Rewrite the items below, changing every "QuickTime Player" to "Media Player" and leaving everything else as it is. Omit the pictures from your answer.

EXERCISE INPUT =>
- - - - - - -

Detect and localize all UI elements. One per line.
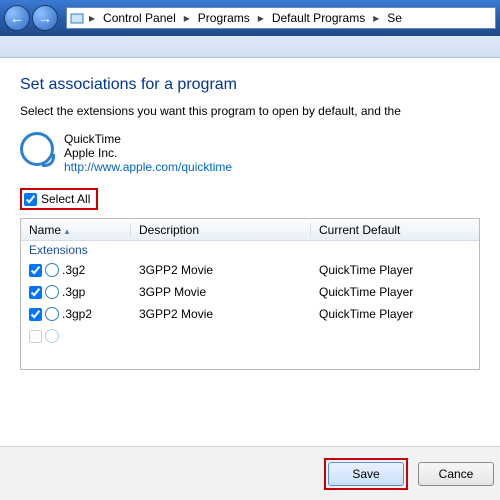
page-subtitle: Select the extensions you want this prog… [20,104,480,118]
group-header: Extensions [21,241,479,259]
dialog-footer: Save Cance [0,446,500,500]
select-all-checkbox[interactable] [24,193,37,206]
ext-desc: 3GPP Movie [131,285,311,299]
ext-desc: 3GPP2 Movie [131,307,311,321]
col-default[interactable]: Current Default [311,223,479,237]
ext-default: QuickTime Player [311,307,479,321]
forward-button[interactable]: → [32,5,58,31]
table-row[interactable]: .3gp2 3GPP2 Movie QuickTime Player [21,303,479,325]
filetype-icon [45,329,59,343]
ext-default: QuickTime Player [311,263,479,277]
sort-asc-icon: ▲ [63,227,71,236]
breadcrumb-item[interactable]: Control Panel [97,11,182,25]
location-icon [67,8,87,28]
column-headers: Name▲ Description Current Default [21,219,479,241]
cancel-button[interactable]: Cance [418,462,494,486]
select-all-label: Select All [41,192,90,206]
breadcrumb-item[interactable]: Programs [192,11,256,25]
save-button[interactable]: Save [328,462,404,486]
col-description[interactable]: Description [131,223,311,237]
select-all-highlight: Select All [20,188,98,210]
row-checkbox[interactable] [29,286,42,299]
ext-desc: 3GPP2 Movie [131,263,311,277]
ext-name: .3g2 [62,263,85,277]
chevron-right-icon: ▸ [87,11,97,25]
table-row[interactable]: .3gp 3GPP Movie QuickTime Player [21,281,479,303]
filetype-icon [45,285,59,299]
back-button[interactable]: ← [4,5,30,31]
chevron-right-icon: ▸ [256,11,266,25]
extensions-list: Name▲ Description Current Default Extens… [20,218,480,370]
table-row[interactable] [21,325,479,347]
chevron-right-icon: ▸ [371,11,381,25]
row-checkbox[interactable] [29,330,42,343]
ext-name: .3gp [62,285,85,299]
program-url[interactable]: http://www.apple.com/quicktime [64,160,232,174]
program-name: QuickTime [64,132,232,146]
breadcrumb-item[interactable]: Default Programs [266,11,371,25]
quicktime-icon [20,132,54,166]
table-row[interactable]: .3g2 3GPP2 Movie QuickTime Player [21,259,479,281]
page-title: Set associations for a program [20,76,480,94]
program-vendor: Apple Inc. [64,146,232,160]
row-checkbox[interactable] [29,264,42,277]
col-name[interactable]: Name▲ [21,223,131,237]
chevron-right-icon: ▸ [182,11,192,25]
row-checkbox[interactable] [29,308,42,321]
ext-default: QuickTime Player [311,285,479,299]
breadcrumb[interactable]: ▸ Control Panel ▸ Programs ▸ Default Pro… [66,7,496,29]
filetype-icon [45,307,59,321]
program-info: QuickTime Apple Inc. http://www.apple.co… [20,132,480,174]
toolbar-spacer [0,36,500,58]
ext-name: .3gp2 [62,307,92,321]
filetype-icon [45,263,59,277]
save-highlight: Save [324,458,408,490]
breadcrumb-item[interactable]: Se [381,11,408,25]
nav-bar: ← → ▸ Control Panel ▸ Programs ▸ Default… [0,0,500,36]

- - - - - - -

WRITTEN RESPONSE =>
Detect and localize all UI elements. One per line.
page-subtitle: Select the extensions you want this prog… [20,104,480,118]
group-header: Extensions [21,241,479,259]
dialog-footer: Save Cance [0,446,500,500]
select-all-checkbox[interactable] [24,193,37,206]
ext-desc: 3GPP Movie [131,285,311,299]
ext-desc: 3GPP2 Movie [131,307,311,321]
col-default[interactable]: Current Default [311,223,479,237]
ext-default: Media Player [311,307,479,321]
forward-button[interactable]: → [32,5,58,31]
table-row[interactable]: .3gp2 3GPP2 Movie Media Player [21,303,479,325]
filetype-icon [45,329,59,343]
ext-default: Media Player [311,263,479,277]
sort-asc-icon: ▲ [63,227,71,236]
breadcrumb-item[interactable]: Control Panel [97,11,182,25]
location-icon [67,8,87,28]
column-headers: Name▲ Description Current Default [21,219,479,241]
cancel-button[interactable]: Cance [418,462,494,486]
select-all-label: Select All [41,192,90,206]
breadcrumb-item[interactable]: Programs [192,11,256,25]
save-button[interactable]: Save [328,462,404,486]
col-description[interactable]: Description [131,223,311,237]
select-all-highlight: Select All [20,188,98,210]
row-checkbox[interactable] [29,286,42,299]
ext-desc: 3GPP2 Movie [131,263,311,277]
ext-name: .3g2 [62,263,85,277]
chevron-right-icon: ▸ [87,11,97,25]
table-row[interactable]: .3gp 3GPP Movie Media Player [21,281,479,303]
filetype-icon [45,285,59,299]
back-button[interactable]: ← [4,5,30,31]
chevron-right-icon: ▸ [256,11,266,25]
extensions-list: Name▲ Description Current Default Extens… [20,218,480,370]
table-row[interactable] [21,325,479,347]
chevron-right-icon: ▸ [371,11,381,25]
row-checkbox[interactable] [29,330,42,343]
ext-name: .3gp [62,285,85,299]
program-url[interactable]: http://www.apple.com/quicktime [64,160,232,174]
program-name: QuickTime [64,132,232,146]
breadcrumb-item[interactable]: Default Programs [266,11,371,25]
quicktime-icon [20,132,54,166]
table-row[interactable]: .3g2 3GPP2 Movie Media Player [21,259,479,281]
page-title: Set associations for a program [20,76,480,94]
program-vendor: Apple Inc. [64,146,232,160]
row-checkbox[interactable] [29,264,42,277]
col-name[interactable]: Name▲ [21,223,131,237]
chevron-right-icon: ▸ [182,11,192,25]
row-checkbox[interactable] [29,308,42,321]
ext-default: Media Player [311,285,479,299]
breadcrumb[interactable]: ▸ Control Panel ▸ Programs ▸ Default Pro… [66,7,496,29]
filetype-icon [45,307,59,321]
program-info: QuickTime Apple Inc. http://www.apple.co… [20,132,480,174]
toolbar-spacer [0,36,500,58]
ext-name: .3gp2 [62,307,92,321]
filetype-icon [45,263,59,277]
save-highlight: Save [324,458,408,490]
breadcrumb-item[interactable]: Se [381,11,408,25]
nav-bar: ← → ▸ Control Panel ▸ Programs ▸ Default… [0,0,500,36]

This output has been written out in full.